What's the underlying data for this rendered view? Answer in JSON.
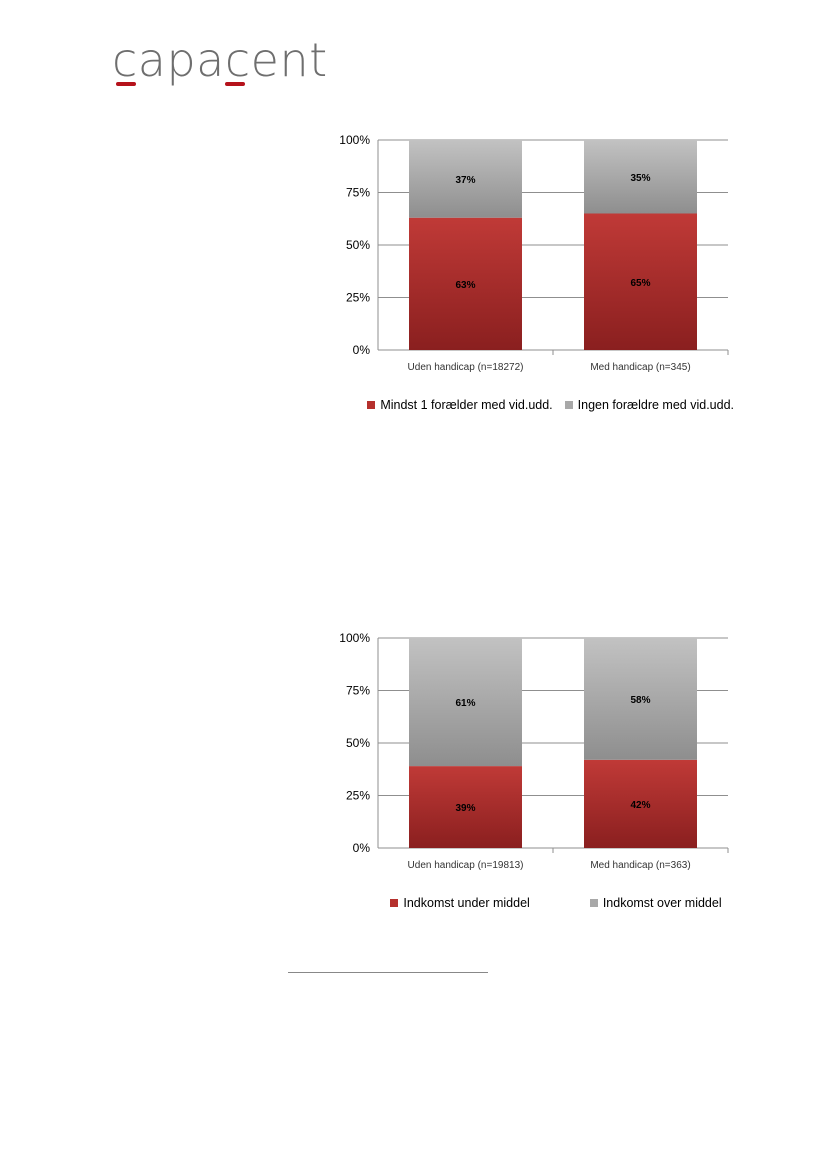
{
  "logo": {
    "text": "capacent",
    "accent_color": "#b5121b",
    "text_color": "#6e6e6e"
  },
  "colors": {
    "red_top": "#c03a37",
    "red_bottom": "#8a1f1f",
    "gray_top": "#c2c2c2",
    "gray_bottom": "#8e8e8e",
    "grid": "#8f8f8f",
    "axis_text": "#000000"
  },
  "chart_data": [
    {
      "type": "bar",
      "stacked": true,
      "categories": [
        "Uden handicap (n=18272)",
        "Med handicap (n=345)"
      ],
      "series": [
        {
          "name": "Mindst 1 forælder med vid.udd.",
          "values": [
            63,
            65
          ],
          "labels": [
            "63%",
            "65%"
          ],
          "color": "red"
        },
        {
          "name": "Ingen forældre med vid.udd.",
          "values": [
            37,
            35
          ],
          "labels": [
            "37%",
            "35%"
          ],
          "color": "gray"
        }
      ],
      "y_ticks": [
        "0%",
        "25%",
        "50%",
        "75%",
        "100%"
      ],
      "ylim": [
        0,
        100
      ],
      "grid": true,
      "legend_position": "bottom"
    },
    {
      "type": "bar",
      "stacked": true,
      "categories": [
        "Uden handicap (n=19813)",
        "Med handicap (n=363)"
      ],
      "series": [
        {
          "name": "Indkomst under middel",
          "values": [
            39,
            42
          ],
          "labels": [
            "39%",
            "42%"
          ],
          "color": "red"
        },
        {
          "name": "Indkomst over middel",
          "values": [
            61,
            58
          ],
          "labels": [
            "61%",
            "58%"
          ],
          "color": "gray"
        }
      ],
      "y_ticks": [
        "0%",
        "25%",
        "50%",
        "75%",
        "100%"
      ],
      "ylim": [
        0,
        100
      ],
      "grid": true,
      "legend_position": "bottom"
    }
  ]
}
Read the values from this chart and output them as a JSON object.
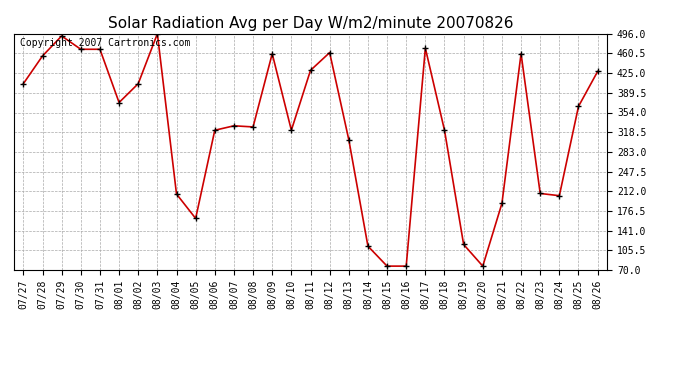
{
  "title": "Solar Radiation Avg per Day W/m2/minute 20070826",
  "copyright_text": "Copyright 2007 Cartronics.com",
  "dates": [
    "07/27",
    "07/28",
    "07/29",
    "07/30",
    "07/31",
    "08/01",
    "08/02",
    "08/03",
    "08/04",
    "08/05",
    "08/06",
    "08/07",
    "08/08",
    "08/09",
    "08/10",
    "08/11",
    "08/12",
    "08/13",
    "08/14",
    "08/15",
    "08/16",
    "08/17",
    "08/18",
    "08/19",
    "08/20",
    "08/21",
    "08/22",
    "08/23",
    "08/24",
    "08/25",
    "08/26"
  ],
  "values": [
    406,
    456,
    492,
    468,
    468,
    372,
    406,
    496,
    207,
    163,
    322,
    330,
    328,
    460,
    322,
    430,
    462,
    305,
    113,
    77,
    77,
    470,
    322,
    116,
    77,
    190,
    460,
    208,
    204,
    365,
    428
  ],
  "line_color": "#cc0000",
  "marker_color": "#000000",
  "bg_color": "#ffffff",
  "plot_bg_color": "#ffffff",
  "grid_color": "#aaaaaa",
  "yticks": [
    70.0,
    105.5,
    141.0,
    176.5,
    212.0,
    247.5,
    283.0,
    318.5,
    354.0,
    389.5,
    425.0,
    460.5,
    496.0
  ],
  "ylim": [
    70.0,
    496.0
  ],
  "title_fontsize": 11,
  "copyright_fontsize": 7,
  "tick_fontsize": 7
}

• **STATED EXERCISE**
Find every line in the records above that contains the word "Indkomst", and copy each one.

• **COMPLETE OUTPUT**
          "name": "Indkomst under middel",
          "name": "Indkomst over middel",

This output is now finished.